[Goal] All lines in the data bearing the string "Dyyyymmdd" should be identified and copied.

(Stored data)
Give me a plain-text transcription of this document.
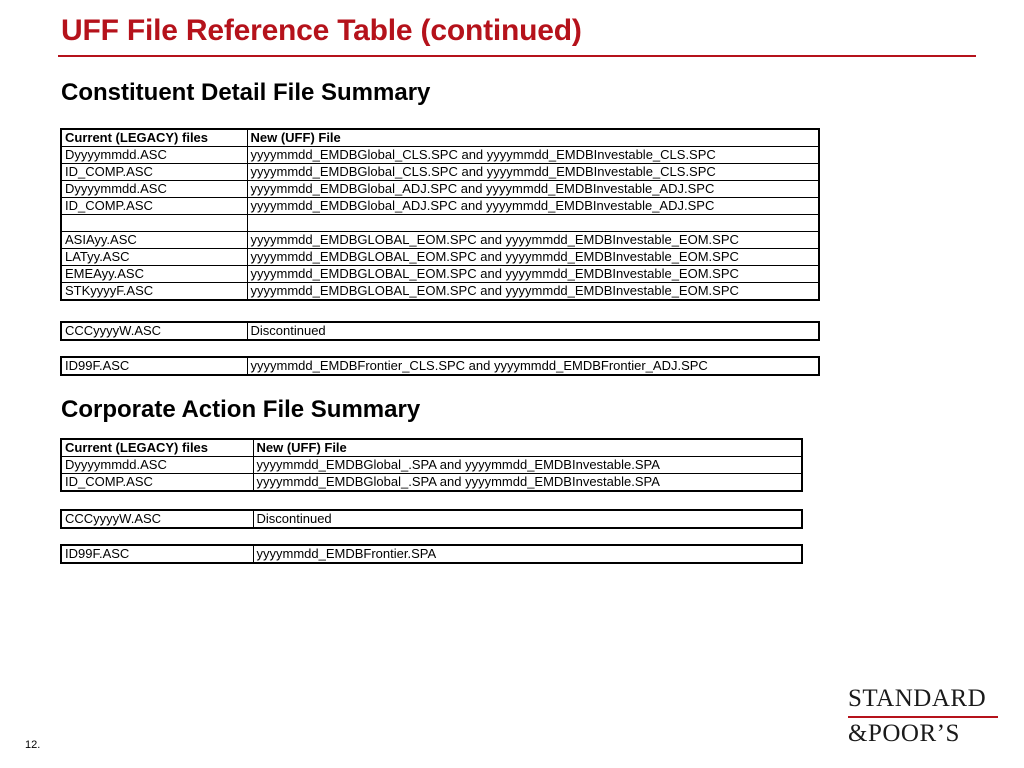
UFF File Reference Table (continued)
Constituent Detail File Summary
Current (LEGACY) files	New (UFF) File
Dyyyymmdd.ASC	yyyymmdd_EMDBGlobal_CLS.SPC and yyyymmdd_EMDBInvestable_CLS.SPC
ID_COMP.ASC	yyyymmdd_EMDBGlobal_CLS.SPC and yyyymmdd_EMDBInvestable_CLS.SPC
Dyyyymmdd.ASC	yyyymmdd_EMDBGlobal_ADJ.SPC and yyyymmdd_EMDBInvestable_ADJ.SPC
ID_COMP.ASC	yyyymmdd_EMDBGlobal_ADJ.SPC and yyyymmdd_EMDBInvestable_ADJ.SPC

ASIAyy.ASC	yyyymmdd_EMDBGLOBAL_EOM.SPC and yyyymmdd_EMDBInvestable_EOM.SPC
LATyy.ASC	yyyymmdd_EMDBGLOBAL_EOM.SPC and yyyymmdd_EMDBInvestable_EOM.SPC
EMEAyy.ASC	yyyymmdd_EMDBGLOBAL_EOM.SPC and yyyymmdd_EMDBInvestable_EOM.SPC
STKyyyyF.ASC	yyyymmdd_EMDBGLOBAL_EOM.SPC and yyyymmdd_EMDBInvestable_EOM.SPC
CCCyyyyW.ASC	Discontinued
ID99F.ASC	yyyymmdd_EMDBFrontier_CLS.SPC and yyyymmdd_EMDBFrontier_ADJ.SPC
Corporate Action File Summary
Current (LEGACY) files	New (UFF) File
Dyyyymmdd.ASC	yyyymmdd_EMDBGlobal_.SPA and yyyymmdd_EMDBInvestable.SPA
ID_COMP.ASC	yyyymmdd_EMDBGlobal_.SPA and yyyymmdd_EMDBInvestable.SPA
CCCyyyyW.ASC	Discontinued
ID99F.ASC	yyyymmdd_EMDBFrontier.SPA
12.
STANDARD
&POOR’S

[Finished exercise]
Dyyyymmdd.ASC	yyyymmdd_EMDBGlobal_CLS.SPC and yyyymmdd_EMDBInvestable_CLS.SPC
Dyyyymmdd.ASC	yyyymmdd_EMDBGlobal_ADJ.SPC and yyyymmdd_EMDBInvestable_ADJ.SPC
Dyyyymmdd.ASC	yyyymmdd_EMDBGlobal_.SPA and yyyymmdd_EMDBInvestable.SPA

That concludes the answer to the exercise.